Extracted records

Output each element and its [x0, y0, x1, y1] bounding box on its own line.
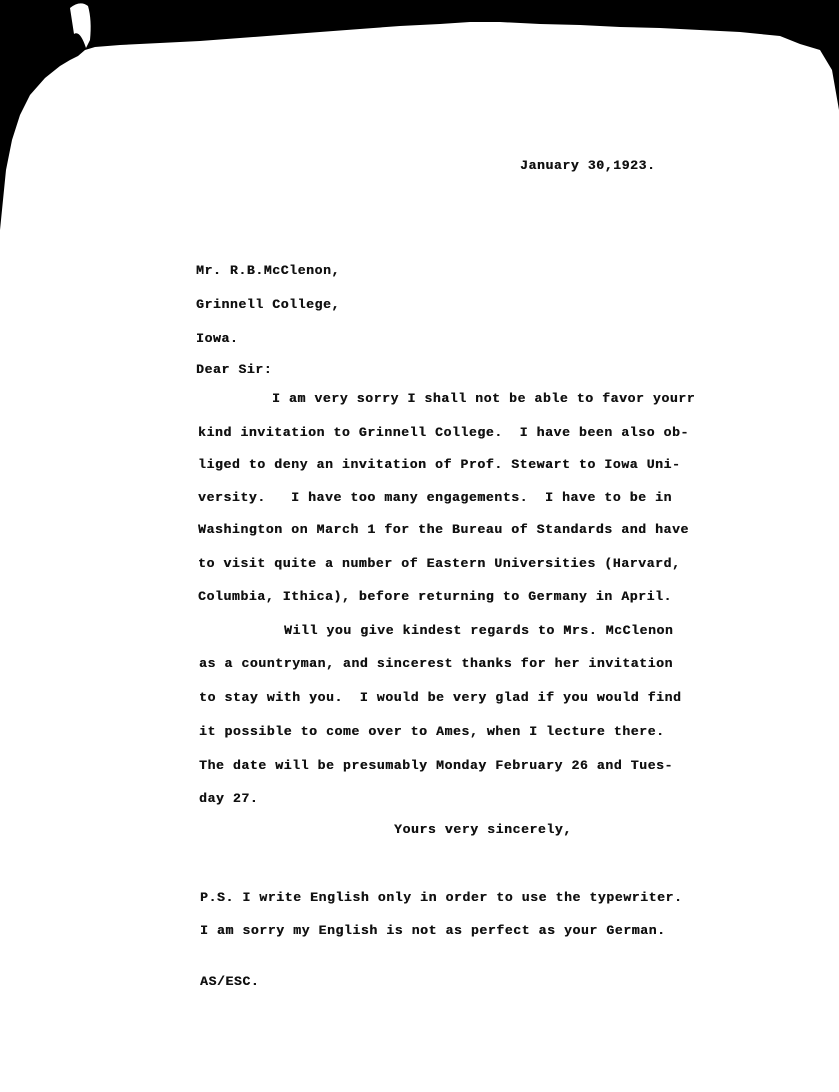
- recipient-name: Mr. R.B.McClenon,: [196, 263, 340, 278]
- body-line: I am very sorry I shall not be able to f…: [272, 391, 695, 406]
- body-line: The date will be presumably Monday Febru…: [199, 758, 673, 773]
- body-line: kind invitation to Grinnell College. I h…: [198, 425, 689, 440]
- body-line: versity. I have too many engagements. I …: [198, 490, 672, 505]
- postscript-line: P.S. I write English only in order to us…: [200, 890, 682, 905]
- body-line: liged to deny an invitation of Prof. Ste…: [198, 457, 680, 472]
- body-line: as a countryman, and sincerest thanks fo…: [199, 656, 673, 671]
- scan-border-shadow: [0, 0, 839, 230]
- body-line: Will you give kindest regards to Mrs. Mc…: [284, 623, 673, 638]
- recipient-location: Iowa.: [196, 331, 238, 346]
- body-line: to stay with you. I would be very glad i…: [199, 690, 681, 705]
- closing: Yours very sincerely,: [394, 822, 572, 837]
- letter-date: January 30,1923.: [520, 158, 655, 173]
- salutation: Dear Sir:: [196, 362, 272, 377]
- body-line: to visit quite a number of Eastern Unive…: [198, 556, 680, 571]
- body-line: day 27.: [199, 791, 258, 806]
- body-line: it possible to come over to Ames, when I…: [199, 724, 665, 739]
- postscript-line: I am sorry my English is not as perfect …: [200, 923, 666, 938]
- recipient-institution: Grinnell College,: [196, 297, 340, 312]
- reference-initials: AS/ESC.: [200, 974, 259, 989]
- body-line: Columbia, Ithica), before returning to G…: [198, 589, 672, 604]
- body-line: Washington on March 1 for the Bureau of …: [198, 522, 689, 537]
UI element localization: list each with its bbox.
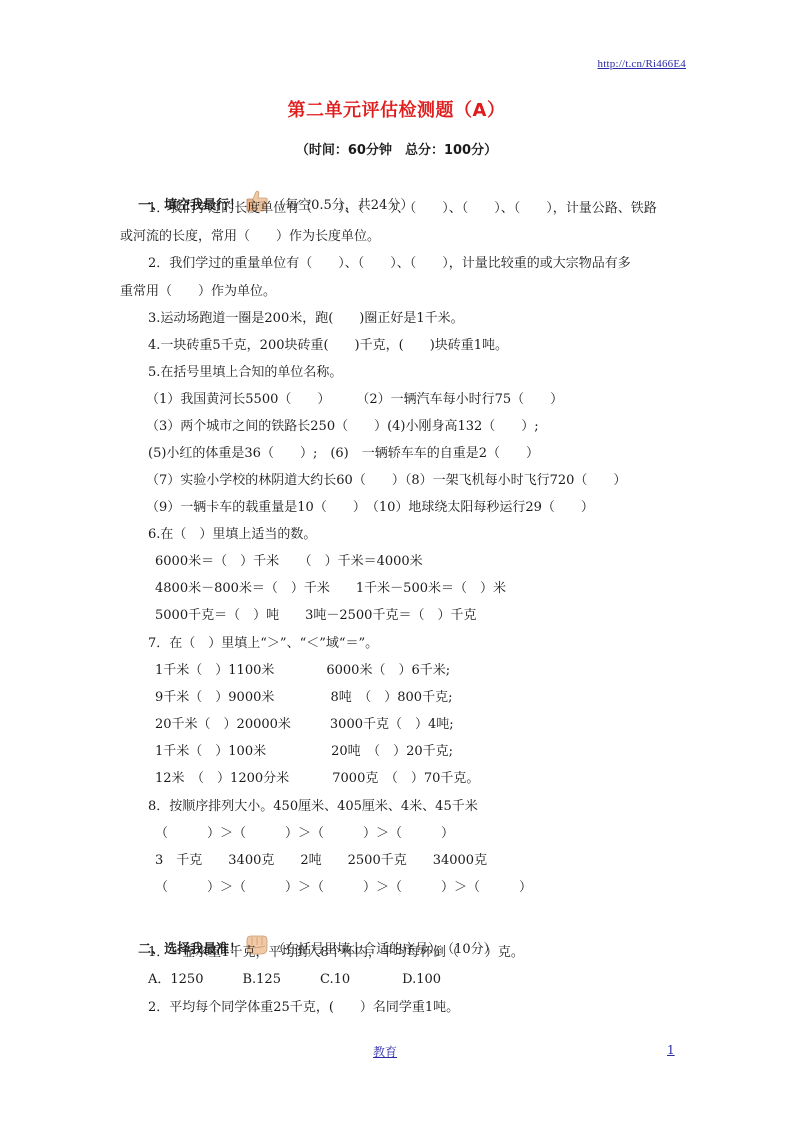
question-line: 重常用（ ）作为单位。 bbox=[120, 283, 276, 301]
question-line: 8．按顺序排列大小。450厘米、405厘米、4米、45千米 bbox=[148, 798, 478, 816]
section2-heading-row: 二、选择我最准！ （在括号里填上合适的序号）。（10分） bbox=[120, 916, 497, 934]
question-line: 5.在括号里填上合知的单位名称。 bbox=[148, 364, 342, 382]
question-line: 1千米（ ）1100米 6000米（ ）6千米; bbox=[155, 662, 450, 680]
question-line: （3）两个城市之间的铁路长250（ ）(4)小刚身高132（ ）; bbox=[146, 418, 539, 436]
question-line: 1．一壶水重1千克，平均倒入8个杯内，平均每杯倒（ ）克。 bbox=[148, 944, 524, 962]
question-line: （7）实验小学校的林阴道大约长60（ ）（8）一架飞机每小时飞行720（ ） bbox=[146, 472, 626, 490]
exam-info: （时间：60分钟 总分：100分） bbox=[0, 139, 793, 158]
question-line: （1）我国黄河长5500（ ） （2）一辆汽车每小时行75（ ） bbox=[146, 391, 563, 409]
page-number[interactable]: 1 bbox=[667, 1043, 675, 1057]
question-line: 2．我们学过的重量单位有（ ）、（ ）、（ ），计量比较重的或大宗物品有多 bbox=[148, 255, 631, 273]
question-line: （9）一辆卡车的载重量是10（ ） （10）地球绕太阳每秒运行29（ ） bbox=[146, 499, 594, 517]
footer-link[interactable]: 教育 bbox=[373, 1043, 397, 1060]
question-line: 7．在（ ）里填上“＞”、“＜”域“＝”。 bbox=[148, 635, 378, 653]
question-line: 12米 （ ）1200分米 7000克 （ ）70千克。 bbox=[155, 770, 479, 788]
section1-heading-row: 一、填空我最行！ （每空0.5分，共24分） bbox=[120, 172, 413, 190]
question-line: 9千米（ ）9000米 8吨 （ ）800千克; bbox=[155, 689, 452, 707]
question-line: （ ）＞（ ）＞（ ）＞（ ）＞（ ） bbox=[155, 879, 532, 897]
question-line: 或河流的长度，常用（ ）作为长度单位。 bbox=[120, 228, 380, 246]
question-line: 5000千克＝（ ）吨 3吨－2500千克＝（ ）千克 bbox=[155, 607, 476, 625]
question-line: 6000米＝（ ）千米 （ ）千米＝4000米 bbox=[155, 553, 423, 571]
question-line: 3.运动场跑道一圈是200米，跑( )圈正好是1千米。 bbox=[148, 310, 464, 328]
answer-options: A．1250 B.125 C.10 D.100 bbox=[148, 971, 441, 989]
document-page: http://t.cn/Ri466E4 第二单元评估检测题（A） （时间：60分… bbox=[0, 0, 793, 1122]
question-line: （ ）＞（ ）＞（ ）＞（ ） bbox=[155, 825, 454, 843]
question-line: 20千米（ ）20000米 3000千克（ ）4吨; bbox=[155, 716, 454, 734]
question-line: 4800米－800米＝（ ）千米 1千米－500米＝（ ）米 bbox=[155, 580, 506, 598]
question-line: 2．平均每个同学体重25千克，( ）名同学重1吨。 bbox=[148, 999, 459, 1017]
question-line: 1千米（ ）100米 20吨 （ ）20千克; bbox=[155, 743, 453, 761]
question-line: 6.在（ ）里填上适当的数。 bbox=[148, 526, 316, 544]
question-line: (5)小红的体重是36（ ）; (6) 一辆轿车车的自重是2（ ） bbox=[148, 445, 539, 463]
question-line: 1．我们学过的长度单位有（ ）、（ ）、（ ）、（ ）、（ ），计量公路、铁路 bbox=[148, 200, 657, 218]
question-line: 3 千克 3400克 2吨 2500千克 34000克 bbox=[155, 852, 487, 870]
page-title: 第二单元评估检测题（A） bbox=[0, 96, 793, 122]
question-line: 4.一块砖重5千克，200块砖重( )千克，( )块砖重1吨。 bbox=[148, 337, 508, 355]
header-link[interactable]: http://t.cn/Ri466E4 bbox=[598, 58, 686, 70]
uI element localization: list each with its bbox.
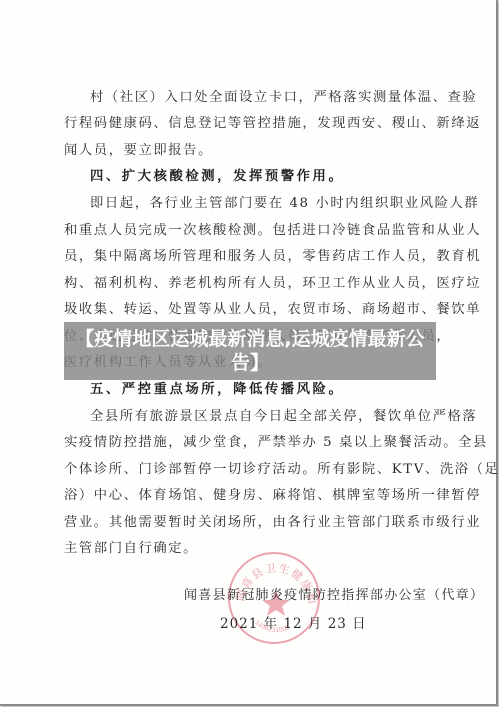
section-heading: 四、扩大核酸检测，发挥预警作用。	[90, 167, 462, 187]
paragraph-line: 员，集中隔离场所管理和服务人员，零售药店工作人员，教育机	[64, 247, 436, 267]
paragraph-line: 行程码健康码、信息登记等管控措施，发现西安、稷山、新绛返	[64, 114, 436, 134]
paragraph-line: 个体诊所、门诊部暂停一切诊疗活动。所有影院、KTV、洗浴（足	[64, 460, 436, 480]
title-overlay: 【疫情地区运城最新消息,运城疫情最新公告】	[64, 322, 436, 380]
paragraph-line: 全县所有旅游景区景点自今日起全部关停，餐饮单位严格落	[90, 407, 436, 427]
document-page: 村（社区）入口处全面设立卡口，严格落实测量体温、查验行程码健康码、信息登记等管控…	[0, 0, 498, 706]
paragraph-line: 构、福利机构、养老机构所有人员，环卫工作从业人员，医疗垃	[64, 274, 436, 294]
paragraph-line: 村（社区）入口处全面设立卡口，严格落实测量体温、查验	[90, 88, 436, 108]
paragraph-line: 圾收集、转运、处置等从业人员，农贸市场、商场超市、餐饮单	[64, 300, 436, 320]
paragraph-line: 闻人员，要立即报告。	[64, 141, 436, 161]
paragraph-line: 即日起，各行业主管部门要在 48 小时内组织职业风险人群	[90, 194, 436, 214]
overlay-title: 【疫情地区运城最新消息,运城疫情最新公告】	[75, 327, 425, 375]
paragraph-line: 营业。其他需要暂时关闭场所，由各行业主管部门联系市级行业	[64, 513, 436, 533]
paragraph-line: 浴）中心、体育场馆、健身房、麻将馆、棋牌室等场所一律暂停	[64, 486, 436, 506]
date: 2021 年 12 月 23 日	[220, 612, 367, 632]
paragraph-line: 实疫情防控措施，减少堂食，严禁举办 5 桌以上聚餐活动。全县	[64, 433, 436, 453]
section-heading: 五、严控重点场所，降低传播风险。	[90, 380, 462, 400]
signature: 闻喜县新冠肺炎疫情防控指挥部办公室（代章）	[184, 584, 484, 603]
paragraph-line: 和重点人员完成一次核酸检测。包括进口冷链食品监管和从业人	[64, 221, 436, 241]
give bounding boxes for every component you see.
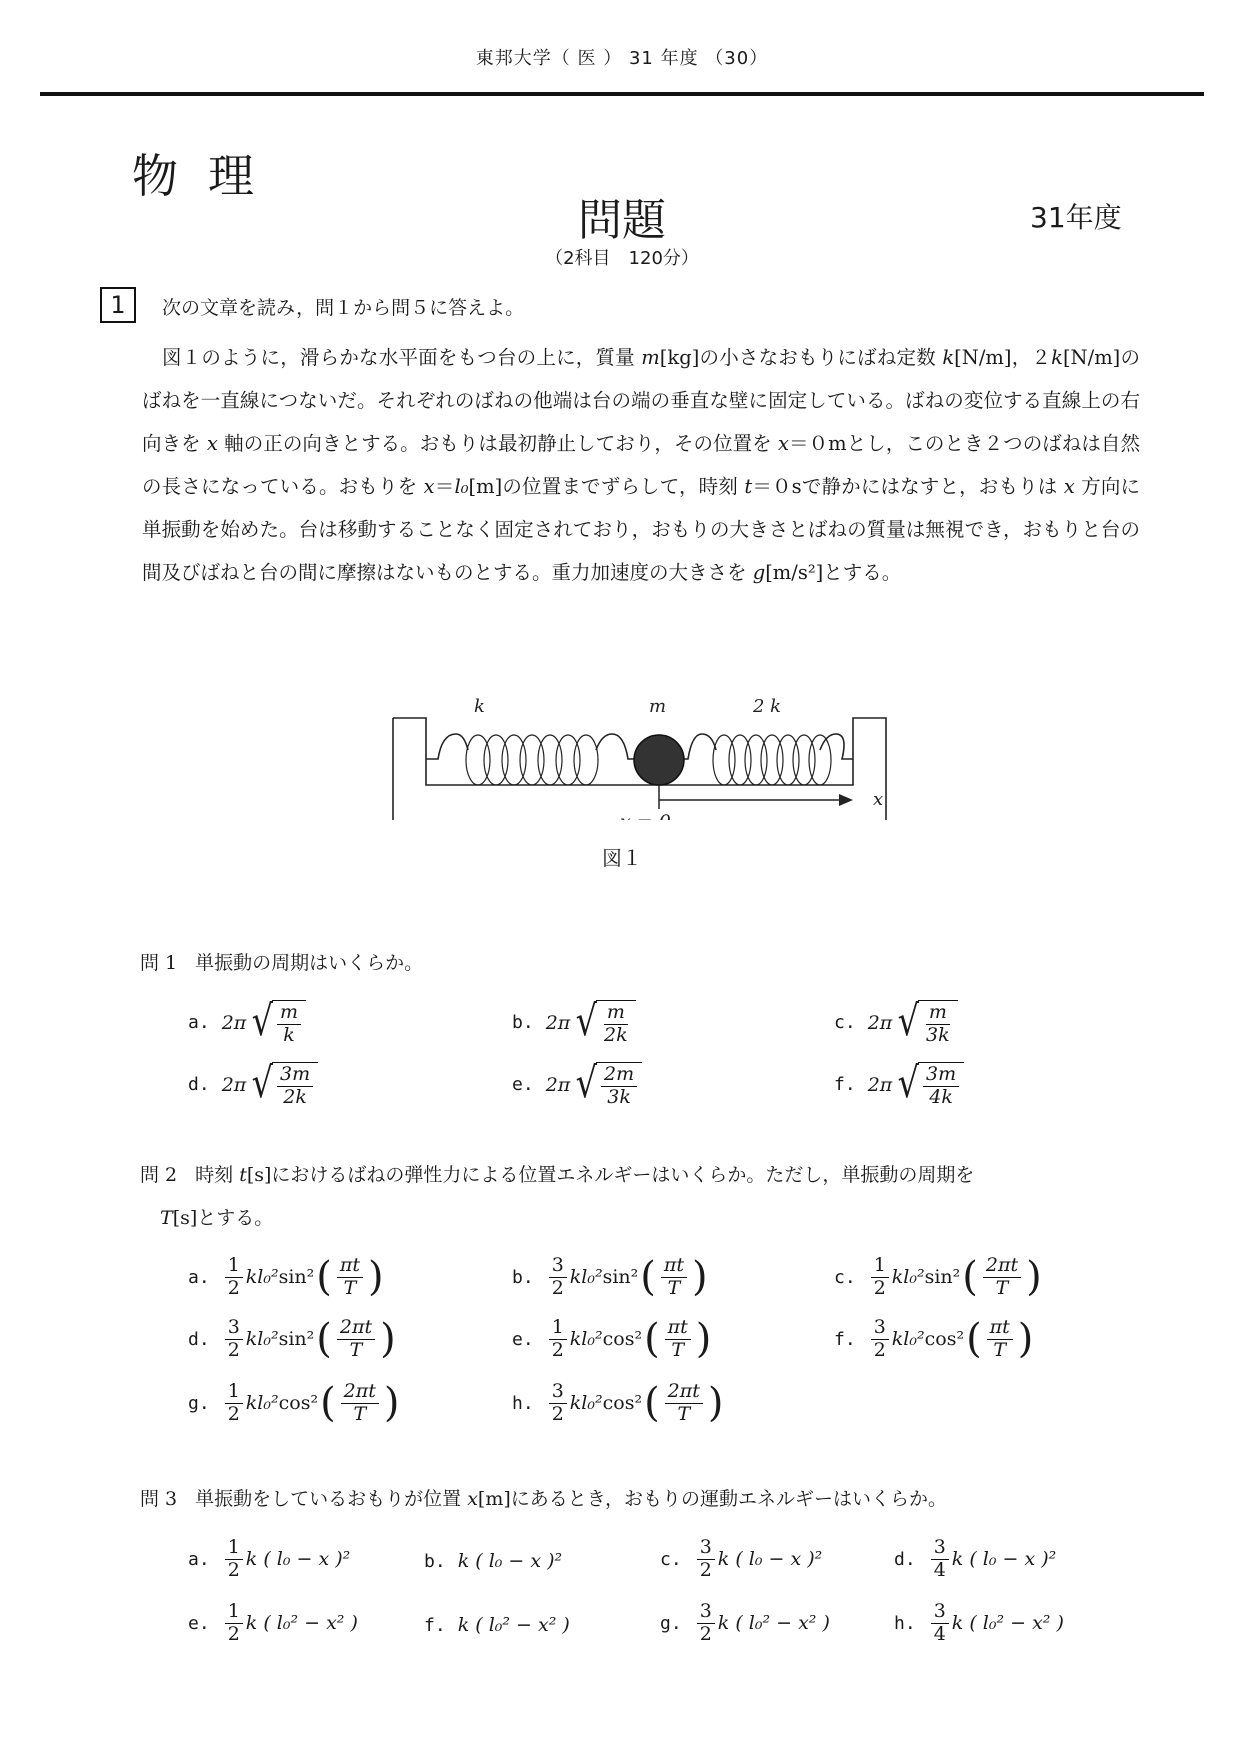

DIRECTION = Arrange the records as a Markdown table with the columns "No." and "Line," starting at the line with "167, 462, 187]" and continuing through the line with "460, 436, 480]". Leave out blank lines.

SOLUTION TO THIS TASK =
| No. | Line |
|---|---|
| 1 | section-heading: 四、扩大核酸检测，发挥预警作用。	[90, 167, 462, 187] |
| 2 | paragraph-line: 员，集中隔离场所管理和服务人员，零售药店工作人员，教育机	[64, 247, 436, 267] |
| 3 | paragraph-line: 行程码健康码、信息登记等管控措施，发现西安、稷山、新绛返	[64, 114, 436, 134] |
| 4 | paragraph-line: 个体诊所、门诊部暂停一切诊疗活动。所有影院、KTV、洗浴（足	[64, 460, 436, 480] |